:: Task instructions ::
Below are the records. List every line holding the word "exista".

:: Provided records ::
##############################

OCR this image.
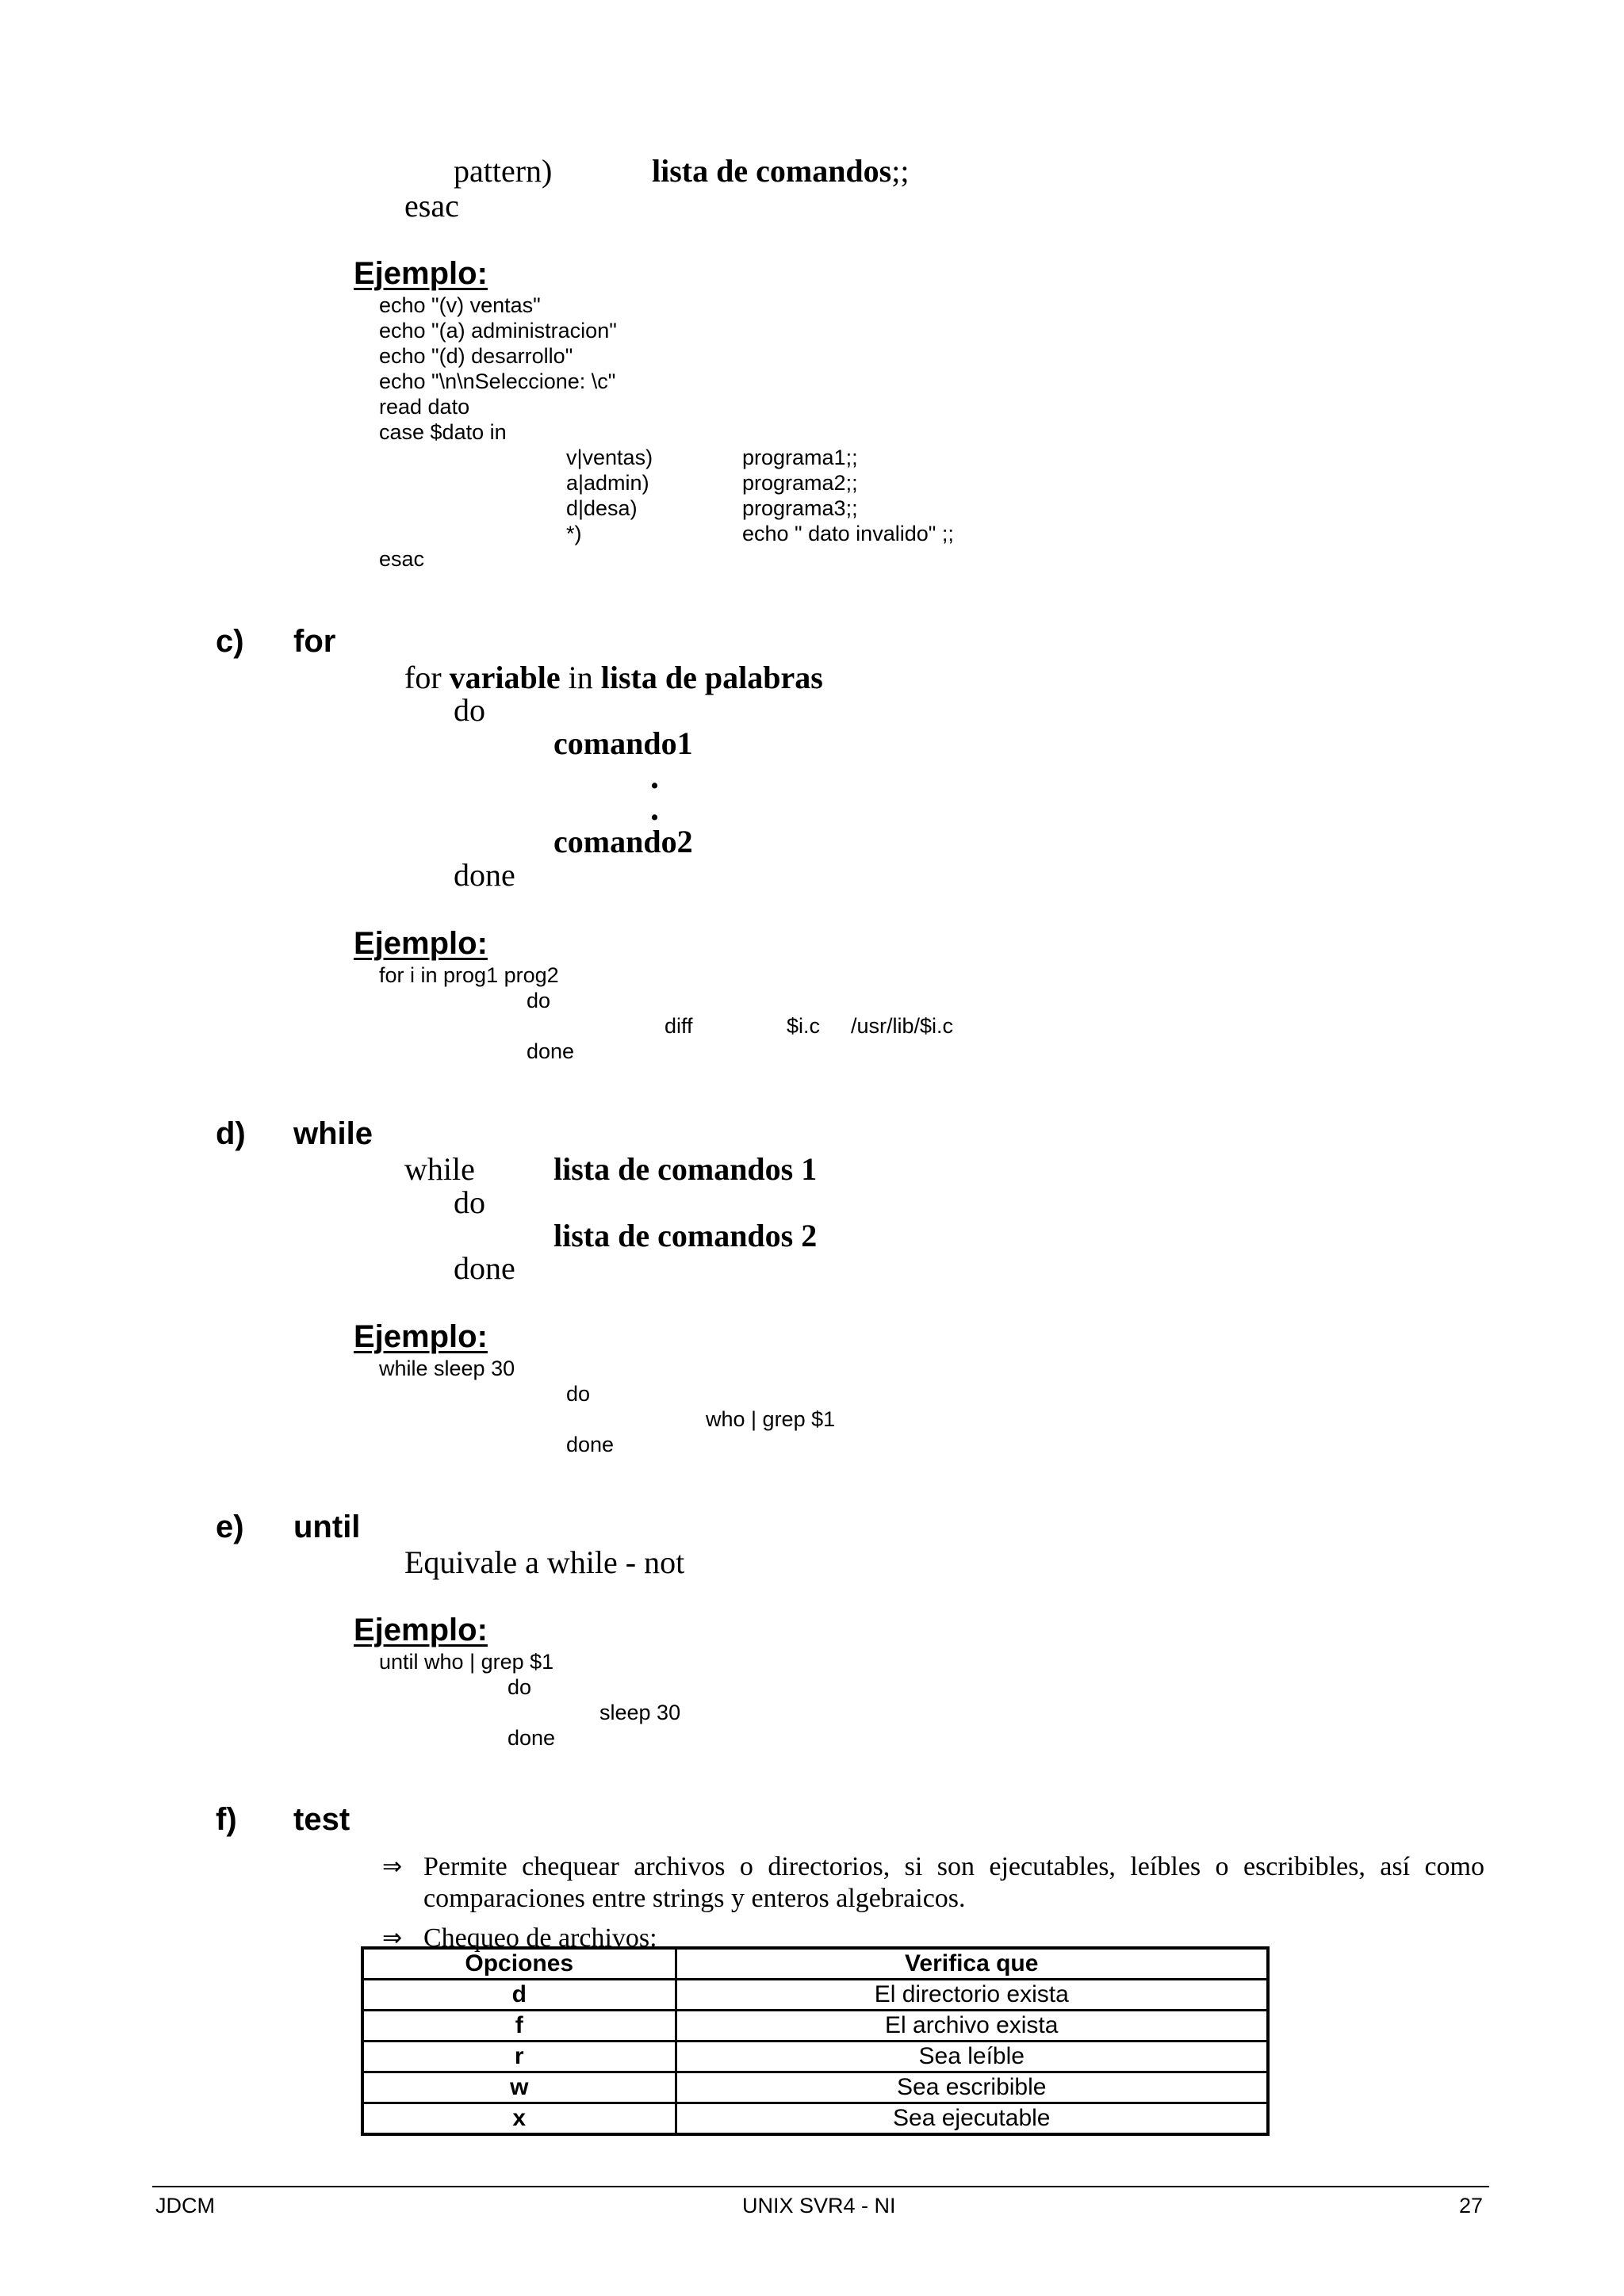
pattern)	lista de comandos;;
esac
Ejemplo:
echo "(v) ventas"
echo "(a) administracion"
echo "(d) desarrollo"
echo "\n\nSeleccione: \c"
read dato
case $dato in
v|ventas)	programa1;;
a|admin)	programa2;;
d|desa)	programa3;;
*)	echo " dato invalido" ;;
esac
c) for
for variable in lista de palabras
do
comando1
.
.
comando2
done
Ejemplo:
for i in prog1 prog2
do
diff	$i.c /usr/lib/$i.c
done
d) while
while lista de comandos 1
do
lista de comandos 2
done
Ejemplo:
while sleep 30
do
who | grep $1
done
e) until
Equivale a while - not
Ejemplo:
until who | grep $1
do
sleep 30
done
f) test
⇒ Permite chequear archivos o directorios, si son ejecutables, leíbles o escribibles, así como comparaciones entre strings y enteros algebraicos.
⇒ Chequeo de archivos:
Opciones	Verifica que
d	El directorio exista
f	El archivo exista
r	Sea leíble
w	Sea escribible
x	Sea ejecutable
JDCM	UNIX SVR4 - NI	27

##############################

:: Worked answer ::
d	El directorio exista
f	El archivo exista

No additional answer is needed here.